WHAT YOU HAVE TO DO: Without altering anything, repeat each of the records.

Collection entries
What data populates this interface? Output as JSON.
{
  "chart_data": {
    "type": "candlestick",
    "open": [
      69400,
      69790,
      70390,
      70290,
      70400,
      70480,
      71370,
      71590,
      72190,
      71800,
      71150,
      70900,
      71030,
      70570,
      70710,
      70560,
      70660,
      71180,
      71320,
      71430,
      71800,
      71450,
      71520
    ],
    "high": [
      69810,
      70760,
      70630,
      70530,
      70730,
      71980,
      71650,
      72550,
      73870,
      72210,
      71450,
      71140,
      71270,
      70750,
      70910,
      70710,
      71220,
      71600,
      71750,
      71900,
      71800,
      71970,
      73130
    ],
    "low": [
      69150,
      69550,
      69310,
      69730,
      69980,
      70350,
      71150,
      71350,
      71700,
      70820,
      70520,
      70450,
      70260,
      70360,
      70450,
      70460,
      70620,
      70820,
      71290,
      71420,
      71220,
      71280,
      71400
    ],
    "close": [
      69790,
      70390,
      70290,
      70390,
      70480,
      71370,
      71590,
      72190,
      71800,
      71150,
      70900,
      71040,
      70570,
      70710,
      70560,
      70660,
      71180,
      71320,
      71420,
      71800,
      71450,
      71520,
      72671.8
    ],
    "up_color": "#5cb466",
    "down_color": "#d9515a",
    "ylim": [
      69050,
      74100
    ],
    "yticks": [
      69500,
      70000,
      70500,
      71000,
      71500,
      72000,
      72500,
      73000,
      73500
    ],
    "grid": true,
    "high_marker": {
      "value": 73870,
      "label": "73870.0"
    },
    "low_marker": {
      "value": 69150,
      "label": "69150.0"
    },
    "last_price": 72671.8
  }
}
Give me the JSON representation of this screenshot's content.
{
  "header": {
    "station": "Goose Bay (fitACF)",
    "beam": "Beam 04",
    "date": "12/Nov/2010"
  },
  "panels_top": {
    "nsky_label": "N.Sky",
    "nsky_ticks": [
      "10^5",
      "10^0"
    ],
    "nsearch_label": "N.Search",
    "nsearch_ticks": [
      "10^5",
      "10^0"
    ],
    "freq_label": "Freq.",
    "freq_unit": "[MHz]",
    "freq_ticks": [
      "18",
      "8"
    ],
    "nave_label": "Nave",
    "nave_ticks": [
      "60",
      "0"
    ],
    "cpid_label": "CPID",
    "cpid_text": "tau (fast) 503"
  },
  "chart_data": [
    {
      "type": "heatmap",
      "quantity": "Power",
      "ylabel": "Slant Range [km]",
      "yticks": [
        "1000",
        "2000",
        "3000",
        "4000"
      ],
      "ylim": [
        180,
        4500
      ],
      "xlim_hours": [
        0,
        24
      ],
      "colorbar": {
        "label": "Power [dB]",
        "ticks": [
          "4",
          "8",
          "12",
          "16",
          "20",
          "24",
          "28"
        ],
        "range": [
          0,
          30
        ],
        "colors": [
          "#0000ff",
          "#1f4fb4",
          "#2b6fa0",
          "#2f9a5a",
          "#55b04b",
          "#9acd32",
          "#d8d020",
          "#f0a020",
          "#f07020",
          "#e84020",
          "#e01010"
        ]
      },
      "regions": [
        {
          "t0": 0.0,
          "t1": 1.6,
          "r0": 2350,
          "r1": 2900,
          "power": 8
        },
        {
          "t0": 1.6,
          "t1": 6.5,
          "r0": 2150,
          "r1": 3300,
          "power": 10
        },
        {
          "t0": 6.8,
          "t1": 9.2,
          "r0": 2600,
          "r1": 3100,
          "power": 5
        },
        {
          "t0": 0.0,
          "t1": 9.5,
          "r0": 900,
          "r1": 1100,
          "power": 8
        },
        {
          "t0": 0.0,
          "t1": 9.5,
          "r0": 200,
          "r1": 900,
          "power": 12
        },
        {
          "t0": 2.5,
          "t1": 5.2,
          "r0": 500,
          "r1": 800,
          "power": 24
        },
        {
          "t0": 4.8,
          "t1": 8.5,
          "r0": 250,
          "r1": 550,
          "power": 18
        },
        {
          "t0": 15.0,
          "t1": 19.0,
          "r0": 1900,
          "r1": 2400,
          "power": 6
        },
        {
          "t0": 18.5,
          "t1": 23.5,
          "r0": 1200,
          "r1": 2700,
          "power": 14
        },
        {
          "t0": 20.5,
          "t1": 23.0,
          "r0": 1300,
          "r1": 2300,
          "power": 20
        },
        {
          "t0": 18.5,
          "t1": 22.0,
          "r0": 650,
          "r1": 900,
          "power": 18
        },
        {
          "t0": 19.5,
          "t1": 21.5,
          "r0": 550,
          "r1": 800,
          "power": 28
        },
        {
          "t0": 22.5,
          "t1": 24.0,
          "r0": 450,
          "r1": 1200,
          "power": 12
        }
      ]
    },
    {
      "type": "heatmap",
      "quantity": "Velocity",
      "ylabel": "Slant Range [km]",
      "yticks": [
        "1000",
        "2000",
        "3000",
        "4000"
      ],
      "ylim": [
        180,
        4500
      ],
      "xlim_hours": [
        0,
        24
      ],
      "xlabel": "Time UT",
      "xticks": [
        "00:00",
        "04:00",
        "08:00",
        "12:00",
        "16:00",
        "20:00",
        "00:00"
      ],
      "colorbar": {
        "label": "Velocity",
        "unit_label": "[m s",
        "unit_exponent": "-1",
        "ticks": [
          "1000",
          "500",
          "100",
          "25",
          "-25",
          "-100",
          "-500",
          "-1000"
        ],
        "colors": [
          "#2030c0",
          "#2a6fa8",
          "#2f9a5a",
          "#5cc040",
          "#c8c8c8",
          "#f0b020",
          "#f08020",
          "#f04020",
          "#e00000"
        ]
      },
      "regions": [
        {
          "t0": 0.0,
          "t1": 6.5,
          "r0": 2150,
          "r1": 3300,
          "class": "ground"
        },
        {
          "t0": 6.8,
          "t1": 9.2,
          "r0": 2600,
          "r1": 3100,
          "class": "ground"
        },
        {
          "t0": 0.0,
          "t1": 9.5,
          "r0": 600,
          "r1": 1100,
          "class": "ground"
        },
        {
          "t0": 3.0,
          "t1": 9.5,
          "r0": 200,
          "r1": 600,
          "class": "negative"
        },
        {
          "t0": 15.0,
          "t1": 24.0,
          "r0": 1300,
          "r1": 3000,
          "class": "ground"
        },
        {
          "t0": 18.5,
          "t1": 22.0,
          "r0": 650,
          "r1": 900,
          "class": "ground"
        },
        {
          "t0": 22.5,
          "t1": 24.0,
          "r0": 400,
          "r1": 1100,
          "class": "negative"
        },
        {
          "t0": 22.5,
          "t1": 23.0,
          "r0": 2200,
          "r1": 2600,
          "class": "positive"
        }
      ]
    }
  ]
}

SOLVED PROBLEM:
What data populates this interface? Output as JSON.
{
  "chart_data": {
    "type": "candlestick",
    "open": [
      69400,
      69790,
      70390,
      70290,
      70400,
      70480,
      71370,
      71590,
      72190,
      71800,
      71150,
      70900,
      71030,
      70570,
      70710,
      70560,
      70660,
      71180,
      71320,
      71430,
      71800,
      71450,
      71520
    ],
    "high": [
      69810,
      70760,
      70630,
      70530,
      70730,
      71980,
      71650,
      72550,
      73870,
      72210,
      71450,
      71140,
      71270,
      70750,
      70910,
      70710,
      71220,
      71600,
      71750,
      71900,
      71800,
      71970,
      73130
    ],
    "low": [
      69150,
      69550,
      69310,
      69730,
      69980,
      70350,
      71150,
      71350,
      71700,
      70820,
      70520,
      70450,
      70260,
      70360,
      70450,
      70460,
      70620,
      70820,
      71290,
      71420,
      71220,
      71280,
      71400
    ],
    "close": [
      69790,
      70390,
      70290,
      70390,
      70480,
      71370,
      71590,
      72190,
      71800,
      71150,
      70900,
      71040,
      70570,
      70710,
      70560,
      70660,
      71180,
      71320,
      71420,
      71800,
      71450,
      71520,
      72671.8
    ],
    "up_color": "#5cb466",
    "down_color": "#d9515a",
    "ylim": [
      69050,
      74100
    ],
    "yticks": [
      69500,
      70000,
      70500,
      71000,
      71500,
      72000,
      72500,
      73000,
      73500
    ],
    "grid": true,
    "high_marker": {
      "value": 73870,
      "label": "73870.0"
    },
    "low_marker": {
      "value": 69150,
      "label": "69150.0"
    },
    "last_price": 72671.8
  }
}
Give me the JSON representation of this screenshot's content.
{
  "header": {
    "station": "Goose Bay (fitACF)",
    "beam": "Beam 04",
    "date": "12/Nov/2010"
  },
  "panels_top": {
    "nsky_label": "N.Sky",
    "nsky_ticks": [
      "10^5",
      "10^0"
    ],
    "nsearch_label": "N.Search",
    "nsearch_ticks": [
      "10^5",
      "10^0"
    ],
    "freq_label": "Freq.",
    "freq_unit": "[MHz]",
    "freq_ticks": [
      "18",
      "8"
    ],
    "nave_label": "Nave",
    "nave_ticks": [
      "60",
      "0"
    ],
    "cpid_label": "CPID",
    "cpid_text": "tau (fast) 503"
  },
  "chart_data": [
    {
      "type": "heatmap",
      "quantity": "Power",
      "ylabel": "Slant Range [km]",
      "yticks": [
        "1000",
        "2000",
        "3000",
        "4000"
      ],
      "ylim": [
        180,
        4500
      ],
      "xlim_hours": [
        0,
        24
      ],
      "colorbar": {
        "label": "Power [dB]",
        "ticks": [
          "4",
          "8",
          "12",
          "16",
          "20",
          "24",
          "28"
        ],
        "range": [
          0,
          30
        ],
        "colors": [
          "#0000ff",
          "#1f4fb4",
          "#2b6fa0",
          "#2f9a5a",
          "#55b04b",
          "#9acd32",
          "#d8d020",
          "#f0a020",
          "#f07020",
          "#e84020",
          "#e01010"
        ]
      },
      "regions": [
        {
          "t0": 0.0,
          "t1": 1.6,
          "r0": 2350,
          "r1": 2900,
          "power": 8
        },
        {
          "t0": 1.6,
          "t1": 6.5,
          "r0": 2150,
          "r1": 3300,
          "power": 10
        },
        {
          "t0": 6.8,
          "t1": 9.2,
          "r0": 2600,
          "r1": 3100,
          "power": 5
        },
        {
          "t0": 0.0,
          "t1": 9.5,
          "r0": 900,
          "r1": 1100,
          "power": 8
        },
        {
          "t0": 0.0,
          "t1": 9.5,
          "r0": 200,
          "r1": 900,
          "power": 12
        },
        {
          "t0": 2.5,
          "t1": 5.2,
          "r0": 500,
          "r1": 800,
          "power": 24
        },
        {
          "t0": 4.8,
          "t1": 8.5,
          "r0": 250,
          "r1": 550,
          "power": 18
        },
        {
          "t0": 15.0,
          "t1": 19.0,
          "r0": 1900,
          "r1": 2400,
          "power": 6
        },
        {
          "t0": 18.5,
          "t1": 23.5,
          "r0": 1200,
          "r1": 2700,
          "power": 14
        },
        {
          "t0": 20.5,
          "t1": 23.0,
          "r0": 1300,
          "r1": 2300,
          "power": 20
        },
        {
          "t0": 18.5,
          "t1": 22.0,
          "r0": 650,
          "r1": 900,
          "power": 18
        },
        {
          "t0": 19.5,
          "t1": 21.5,
          "r0": 550,
          "r1": 800,
          "power": 28
        },
        {
          "t0": 22.5,
          "t1": 24.0,
          "r0": 450,
          "r1": 1200,
          "power": 12
        }
      ]
    },
    {
      "type": "heatmap",
      "quantity": "Velocity",
      "ylabel": "Slant Range [km]",
      "yticks": [
        "1000",
        "2000",
        "3000",
        "4000"
      ],
      "ylim": [
        180,
        4500
      ],
      "xlim_hours": [
        0,
        24
      ],
      "xlabel": "Time UT",
      "xticks": [
        "00:00",
        "04:00",
        "08:00",
        "12:00",
        "16:00",
        "20:00",
        "00:00"
      ],
      "colorbar": {
        "label": "Velocity",
        "unit_label": "[m s",
        "unit_exponent": "-1",
        "ticks": [
          "1000",
          "500",
          "100",
          "25",
          "-25",
          "-100",
          "-500",
          "-1000"
        ],
        "colors": [
          "#2030c0",
          "#2a6fa8",
          "#2f9a5a",
          "#5cc040",
          "#c8c8c8",
          "#f0b020",
          "#f08020",
          "#f04020",
          "#e00000"
        ]
      },
      "regions": [
        {
          "t0": 0.0,
          "t1": 6.5,
          "r0": 2150,
          "r1": 3300,
          "class": "ground"
        },
        {
          "t0": 6.8,
          "t1": 9.2,
          "r0": 2600,
          "r1": 3100,
          "class": "ground"
        },
        {
          "t0": 0.0,
          "t1": 9.5,
          "r0": 600,
          "r1": 1100,
          "class": "ground"
        },
        {
          "t0": 3.0,
          "t1": 9.5,
          "r0": 200,
          "r1": 600,
          "class": "negative"
        },
        {
          "t0": 15.0,
          "t1": 24.0,
          "r0": 1300,
          "r1": 3000,
          "class": "ground"
        },
        {
          "t0": 18.5,
          "t1": 22.0,
          "r0": 650,
          "r1": 900,
          "class": "ground"
        },
        {
          "t0": 22.5,
          "t1": 24.0,
          "r0": 400,
          "r1": 1100,
          "class": "negative"
        },
        {
          "t0": 22.5,
          "t1": 23.0,
          "r0": 2200,
          "r1": 2600,
          "class": "positive"
        }
      ]
    }
  ]
}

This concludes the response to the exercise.